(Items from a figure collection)
Start of Block
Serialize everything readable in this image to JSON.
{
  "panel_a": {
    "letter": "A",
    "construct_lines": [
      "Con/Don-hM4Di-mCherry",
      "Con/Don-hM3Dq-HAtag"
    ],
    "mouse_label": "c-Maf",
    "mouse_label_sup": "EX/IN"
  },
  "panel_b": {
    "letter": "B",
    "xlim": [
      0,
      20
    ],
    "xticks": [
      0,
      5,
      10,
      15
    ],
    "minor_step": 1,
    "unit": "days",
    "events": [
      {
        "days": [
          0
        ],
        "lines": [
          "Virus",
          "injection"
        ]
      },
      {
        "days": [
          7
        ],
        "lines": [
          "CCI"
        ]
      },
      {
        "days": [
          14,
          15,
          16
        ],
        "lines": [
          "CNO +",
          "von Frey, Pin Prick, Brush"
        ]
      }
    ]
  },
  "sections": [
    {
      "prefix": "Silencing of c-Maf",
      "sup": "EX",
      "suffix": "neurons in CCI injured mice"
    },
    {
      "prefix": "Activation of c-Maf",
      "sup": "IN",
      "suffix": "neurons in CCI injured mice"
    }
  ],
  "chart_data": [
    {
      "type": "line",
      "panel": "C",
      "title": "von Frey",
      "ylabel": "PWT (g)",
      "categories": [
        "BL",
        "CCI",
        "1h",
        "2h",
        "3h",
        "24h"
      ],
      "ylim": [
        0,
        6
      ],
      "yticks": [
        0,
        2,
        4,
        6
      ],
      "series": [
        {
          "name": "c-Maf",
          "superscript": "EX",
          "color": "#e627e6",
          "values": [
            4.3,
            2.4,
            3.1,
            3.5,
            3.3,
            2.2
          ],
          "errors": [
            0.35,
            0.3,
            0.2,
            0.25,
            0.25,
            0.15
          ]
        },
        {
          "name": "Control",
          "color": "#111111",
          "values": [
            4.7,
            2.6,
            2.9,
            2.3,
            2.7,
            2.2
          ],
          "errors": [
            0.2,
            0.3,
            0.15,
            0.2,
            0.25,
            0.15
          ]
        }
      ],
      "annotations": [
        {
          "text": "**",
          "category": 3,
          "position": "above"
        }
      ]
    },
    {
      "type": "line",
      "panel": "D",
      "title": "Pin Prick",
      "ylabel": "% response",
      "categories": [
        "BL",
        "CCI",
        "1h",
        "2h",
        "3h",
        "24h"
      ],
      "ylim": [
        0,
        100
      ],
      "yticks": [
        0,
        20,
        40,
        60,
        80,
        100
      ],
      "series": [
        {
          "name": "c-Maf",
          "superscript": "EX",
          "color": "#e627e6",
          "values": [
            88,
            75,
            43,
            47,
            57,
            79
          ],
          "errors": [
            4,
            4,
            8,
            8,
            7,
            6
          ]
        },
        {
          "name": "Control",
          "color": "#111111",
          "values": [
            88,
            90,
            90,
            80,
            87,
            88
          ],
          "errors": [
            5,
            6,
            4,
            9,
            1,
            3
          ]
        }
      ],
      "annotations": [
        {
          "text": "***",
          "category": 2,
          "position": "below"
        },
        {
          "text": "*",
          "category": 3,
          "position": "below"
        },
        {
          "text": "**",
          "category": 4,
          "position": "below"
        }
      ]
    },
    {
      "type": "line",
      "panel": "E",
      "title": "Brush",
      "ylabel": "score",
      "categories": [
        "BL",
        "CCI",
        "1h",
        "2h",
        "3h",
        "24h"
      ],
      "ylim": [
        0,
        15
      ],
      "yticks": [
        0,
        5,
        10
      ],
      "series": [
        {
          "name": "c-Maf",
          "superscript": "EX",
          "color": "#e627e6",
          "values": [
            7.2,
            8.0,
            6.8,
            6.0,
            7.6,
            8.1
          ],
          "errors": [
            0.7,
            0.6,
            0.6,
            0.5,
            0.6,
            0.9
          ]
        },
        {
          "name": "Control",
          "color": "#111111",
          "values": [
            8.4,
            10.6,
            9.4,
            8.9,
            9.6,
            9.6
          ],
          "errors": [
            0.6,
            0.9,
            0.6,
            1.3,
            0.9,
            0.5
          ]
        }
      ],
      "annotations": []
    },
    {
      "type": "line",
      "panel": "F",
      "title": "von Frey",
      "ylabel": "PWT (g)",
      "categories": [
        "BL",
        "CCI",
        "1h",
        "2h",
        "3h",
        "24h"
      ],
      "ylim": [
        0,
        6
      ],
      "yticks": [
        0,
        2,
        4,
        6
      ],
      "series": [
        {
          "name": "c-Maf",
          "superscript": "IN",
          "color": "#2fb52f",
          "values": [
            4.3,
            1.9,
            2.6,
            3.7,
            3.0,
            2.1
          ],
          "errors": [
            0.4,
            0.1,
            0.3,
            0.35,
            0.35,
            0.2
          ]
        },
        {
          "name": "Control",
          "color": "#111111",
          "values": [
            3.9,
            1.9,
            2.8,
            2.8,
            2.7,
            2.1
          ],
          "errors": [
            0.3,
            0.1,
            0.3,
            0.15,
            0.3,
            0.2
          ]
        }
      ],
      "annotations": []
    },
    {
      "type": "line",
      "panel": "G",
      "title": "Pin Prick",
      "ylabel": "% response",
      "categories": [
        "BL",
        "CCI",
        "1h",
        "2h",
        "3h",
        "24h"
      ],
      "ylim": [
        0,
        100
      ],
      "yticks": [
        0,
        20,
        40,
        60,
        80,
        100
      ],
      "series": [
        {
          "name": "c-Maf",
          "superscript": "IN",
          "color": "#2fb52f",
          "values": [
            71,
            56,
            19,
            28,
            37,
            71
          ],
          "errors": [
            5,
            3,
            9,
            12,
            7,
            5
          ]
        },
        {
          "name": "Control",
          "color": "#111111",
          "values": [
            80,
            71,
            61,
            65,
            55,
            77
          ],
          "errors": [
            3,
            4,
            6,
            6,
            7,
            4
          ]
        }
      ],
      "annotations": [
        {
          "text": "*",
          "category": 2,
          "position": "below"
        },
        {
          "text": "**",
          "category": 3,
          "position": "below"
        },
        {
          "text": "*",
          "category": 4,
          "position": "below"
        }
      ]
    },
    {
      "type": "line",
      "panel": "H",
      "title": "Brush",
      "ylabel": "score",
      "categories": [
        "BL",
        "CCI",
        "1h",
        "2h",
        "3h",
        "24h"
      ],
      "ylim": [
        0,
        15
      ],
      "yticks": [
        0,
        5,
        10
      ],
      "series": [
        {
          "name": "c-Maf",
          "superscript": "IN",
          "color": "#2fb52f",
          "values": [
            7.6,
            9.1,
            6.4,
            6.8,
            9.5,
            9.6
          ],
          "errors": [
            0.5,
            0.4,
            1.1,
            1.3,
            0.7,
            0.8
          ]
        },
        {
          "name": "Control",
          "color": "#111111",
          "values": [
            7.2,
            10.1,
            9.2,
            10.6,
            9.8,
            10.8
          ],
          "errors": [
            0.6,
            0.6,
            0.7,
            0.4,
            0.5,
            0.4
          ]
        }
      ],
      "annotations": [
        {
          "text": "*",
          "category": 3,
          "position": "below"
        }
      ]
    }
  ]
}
End of Block
[Task]:
Take the entries above and transcribe them exactly as they stand.

[Answer box]:
Serialize everything readable in this image to JSON.
{
  "panel_a": {
    "letter": "A",
    "construct_lines": [
      "Con/Don-hM4Di-mCherry",
      "Con/Don-hM3Dq-HAtag"
    ],
    "mouse_label": "c-Maf",
    "mouse_label_sup": "EX/IN"
  },
  "panel_b": {
    "letter": "B",
    "xlim": [
      0,
      20
    ],
    "xticks": [
      0,
      5,
      10,
      15
    ],
    "minor_step": 1,
    "unit": "days",
    "events": [
      {
        "days": [
          0
        ],
        "lines": [
          "Virus",
          "injection"
        ]
      },
      {
        "days": [
          7
        ],
        "lines": [
          "CCI"
        ]
      },
      {
        "days": [
          14,
          15,
          16
        ],
        "lines": [
          "CNO +",
          "von Frey, Pin Prick, Brush"
        ]
      }
    ]
  },
  "sections": [
    {
      "prefix": "Silencing of c-Maf",
      "sup": "EX",
      "suffix": "neurons in CCI injured mice"
    },
    {
      "prefix": "Activation of c-Maf",
      "sup": "IN",
      "suffix": "neurons in CCI injured mice"
    }
  ],
  "chart_data": [
    {
      "type": "line",
      "panel": "C",
      "title": "von Frey",
      "ylabel": "PWT (g)",
      "categories": [
        "BL",
        "CCI",
        "1h",
        "2h",
        "3h",
        "24h"
      ],
      "ylim": [
        0,
        6
      ],
      "yticks": [
        0,
        2,
        4,
        6
      ],
      "series": [
        {
          "name": "c-Maf",
          "superscript": "EX",
          "color": "#e627e6",
          "values": [
            4.3,
            2.4,
            3.1,
            3.5,
            3.3,
            2.2
          ],
          "errors": [
            0.35,
            0.3,
            0.2,
            0.25,
            0.25,
            0.15
          ]
        },
        {
          "name": "Control",
          "color": "#111111",
          "values": [
            4.7,
            2.6,
            2.9,
            2.3,
            2.7,
            2.2
          ],
          "errors": [
            0.2,
            0.3,
            0.15,
            0.2,
            0.25,
            0.15
          ]
        }
      ],
      "annotations": [
        {
          "text": "**",
          "category": 3,
          "position": "above"
        }
      ]
    },
    {
      "type": "line",
      "panel": "D",
      "title": "Pin Prick",
      "ylabel": "% response",
      "categories": [
        "BL",
        "CCI",
        "1h",
        "2h",
        "3h",
        "24h"
      ],
      "ylim": [
        0,
        100
      ],
      "yticks": [
        0,
        20,
        40,
        60,
        80,
        100
      ],
      "series": [
        {
          "name": "c-Maf",
          "superscript": "EX",
          "color": "#e627e6",
          "values": [
            88,
            75,
            43,
            47,
            57,
            79
          ],
          "errors": [
            4,
            4,
            8,
            8,
            7,
            6
          ]
        },
        {
          "name": "Control",
          "color": "#111111",
          "values": [
            88,
            90,
            90,
            80,
            87,
            88
          ],
          "errors": [
            5,
            6,
            4,
            9,
            1,
            3
          ]
        }
      ],
      "annotations": [
        {
          "text": "***",
          "category": 2,
          "position": "below"
        },
        {
          "text": "*",
          "category": 3,
          "position": "below"
        },
        {
          "text": "**",
          "category": 4,
          "position": "below"
        }
      ]
    },
    {
      "type": "line",
      "panel": "E",
      "title": "Brush",
      "ylabel": "score",
      "categories": [
        "BL",
        "CCI",
        "1h",
        "2h",
        "3h",
        "24h"
      ],
      "ylim": [
        0,
        15
      ],
      "yticks": [
        0,
        5,
        10
      ],
      "series": [
        {
          "name": "c-Maf",
          "superscript": "EX",
          "color": "#e627e6",
          "values": [
            7.2,
            8.0,
            6.8,
            6.0,
            7.6,
            8.1
          ],
          "errors": [
            0.7,
            0.6,
            0.6,
            0.5,
            0.6,
            0.9
          ]
        },
        {
          "name": "Control",
          "color": "#111111",
          "values": [
            8.4,
            10.6,
            9.4,
            8.9,
            9.6,
            9.6
          ],
          "errors": [
            0.6,
            0.9,
            0.6,
            1.3,
            0.9,
            0.5
          ]
        }
      ],
      "annotations": []
    },
    {
      "type": "line",
      "panel": "F",
      "title": "von Frey",
      "ylabel": "PWT (g)",
      "categories": [
        "BL",
        "CCI",
        "1h",
        "2h",
        "3h",
        "24h"
      ],
      "ylim": [
        0,
        6
      ],
      "yticks": [
        0,
        2,
        4,
        6
      ],
      "series": [
        {
          "name": "c-Maf",
          "superscript": "IN",
          "color": "#2fb52f",
          "values": [
            4.3,
            1.9,
            2.6,
            3.7,
            3.0,
            2.1
          ],
          "errors": [
            0.4,
            0.1,
            0.3,
            0.35,
            0.35,
            0.2
          ]
        },
        {
          "name": "Control",
          "color": "#111111",
          "values": [
            3.9,
            1.9,
            2.8,
            2.8,
            2.7,
            2.1
          ],
          "errors": [
            0.3,
            0.1,
            0.3,
            0.15,
            0.3,
            0.2
          ]
        }
      ],
      "annotations": []
    },
    {
      "type": "line",
      "panel": "G",
      "title": "Pin Prick",
      "ylabel": "% response",
      "categories": [
        "BL",
        "CCI",
        "1h",
        "2h",
        "3h",
        "24h"
      ],
      "ylim": [
        0,
        100
      ],
      "yticks": [
        0,
        20,
        40,
        60,
        80,
        100
      ],
      "series": [
        {
          "name": "c-Maf",
          "superscript": "IN",
          "color": "#2fb52f",
          "values": [
            71,
            56,
            19,
            28,
            37,
            71
          ],
          "errors": [
            5,
            3,
            9,
            12,
            7,
            5
          ]
        },
        {
          "name": "Control",
          "color": "#111111",
          "values": [
            80,
            71,
            61,
            65,
            55,
            77
          ],
          "errors": [
            3,
            4,
            6,
            6,
            7,
            4
          ]
        }
      ],
      "annotations": [
        {
          "text": "*",
          "category": 2,
          "position": "below"
        },
        {
          "text": "**",
          "category": 3,
          "position": "below"
        },
        {
          "text": "*",
          "category": 4,
          "position": "below"
        }
      ]
    },
    {
      "type": "line",
      "panel": "H",
      "title": "Brush",
      "ylabel": "score",
      "categories": [
        "BL",
        "CCI",
        "1h",
        "2h",
        "3h",
        "24h"
      ],
      "ylim": [
        0,
        15
      ],
      "yticks": [
        0,
        5,
        10
      ],
      "series": [
        {
          "name": "c-Maf",
          "superscript": "IN",
          "color": "#2fb52f",
          "values": [
            7.6,
            9.1,
            6.4,
            6.8,
            9.5,
            9.6
          ],
          "errors": [
            0.5,
            0.4,
            1.1,
            1.3,
            0.7,
            0.8
          ]
        },
        {
          "name": "Control",
          "color": "#111111",
          "values": [
            7.2,
            10.1,
            9.2,
            10.6,
            9.8,
            10.8
          ],
          "errors": [
            0.6,
            0.6,
            0.7,
            0.4,
            0.5,
            0.4
          ]
        }
      ],
      "annotations": [
        {
          "text": "*",
          "category": 3,
          "position": "below"
        }
      ]
    }
  ]
}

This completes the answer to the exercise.